Instructions for the task => Write out all records as given; omit images.

Record excerpts =>

====================

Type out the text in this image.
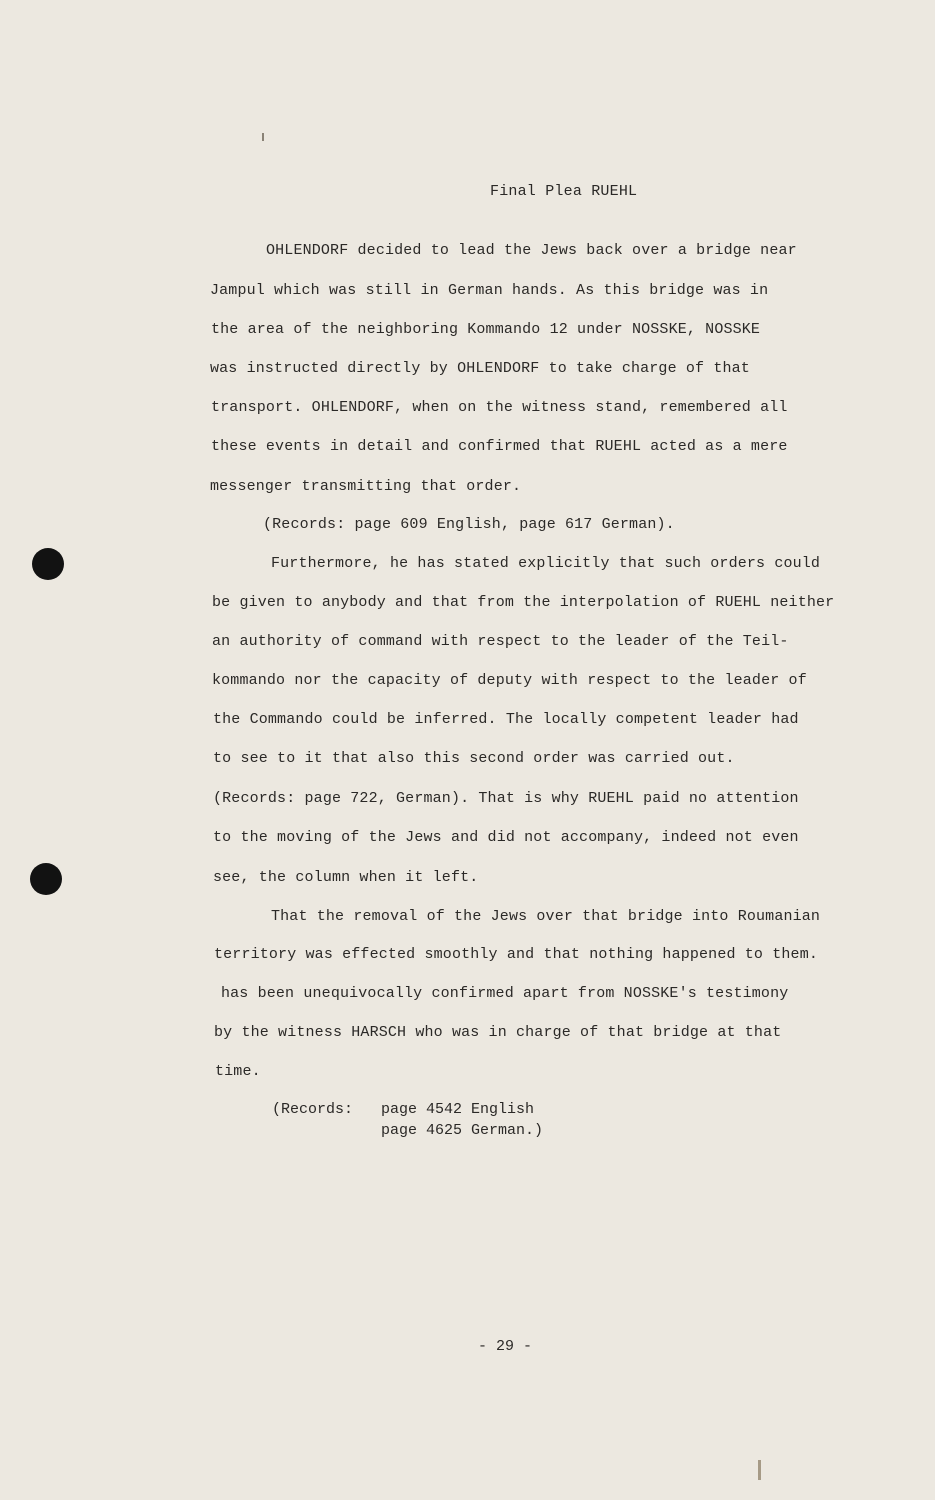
Final Plea RUEHL
OHLENDORF decided to lead the Jews back over a bridge near
Jampul which was still in German hands. As this bridge was in
the area of the neighboring Kommando 12 under NOSSKE, NOSSKE
was instructed directly by OHLENDORF to take charge of that
transport. OHLENDORF, when on the witness stand, remembered all
these events in detail and confirmed that RUEHL acted as a mere
messenger transmitting that order.
(Records: page 609 English, page 617 German).
Furthermore, he has stated explicitly that such orders could
be given to anybody and that from the interpolation of RUEHL neither
an authority of command with respect to the leader of the Teil-
kommando nor the capacity of deputy with respect to the leader of
the Commando could be inferred. The locally competent leader had
to see to it that also this second order was carried out.
(Records: page 722, German). That is why RUEHL paid no attention
to the moving of the Jews and did not accompany, indeed not even
see, the column when it left.
That the removal of the Jews over that bridge into Roumanian
territory was effected smoothly and that nothing happened to them.
has been unequivocally confirmed apart from NOSSKE's testimony
by the witness HARSCH who was in charge of that bridge at that
time.
(Records: page 4542 English
page 4625 German.)
- 29 -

====================

The reply =>
Type out the text in this image.
Final Plea RUEHL
OHLENDORF decided to lead the Jews back over a bridge near
Jampul which was still in German hands. As this bridge was in
the area of the neighboring Kommando 12 under NOSSKE, NOSSKE
was instructed directly by OHLENDORF to take charge of that
transport. OHLENDORF, when on the witness stand, remembered all
these events in detail and confirmed that RUEHL acted as a mere
messenger transmitting that order.
(Records: page 609 English, page 617 German).
Furthermore, he has stated explicitly that such orders could
be given to anybody and that from the interpolation of RUEHL neither
an authority of command with respect to the leader of the Teil-
kommando nor the capacity of deputy with respect to the leader of
the Commando could be inferred. The locally competent leader had
to see to it that also this second order was carried out.
(Records: page 722, German). That is why RUEHL paid no attention
to the moving of the Jews and did not accompany, indeed not even
see, the column when it left.
That the removal of the Jews over that bridge into Roumanian
territory was effected smoothly and that nothing happened to them.
has been unequivocally confirmed apart from NOSSKE's testimony
by the witness HARSCH who was in charge of that bridge at that
time.
(Records: page 4542 English
page 4625 German.)
- 29 -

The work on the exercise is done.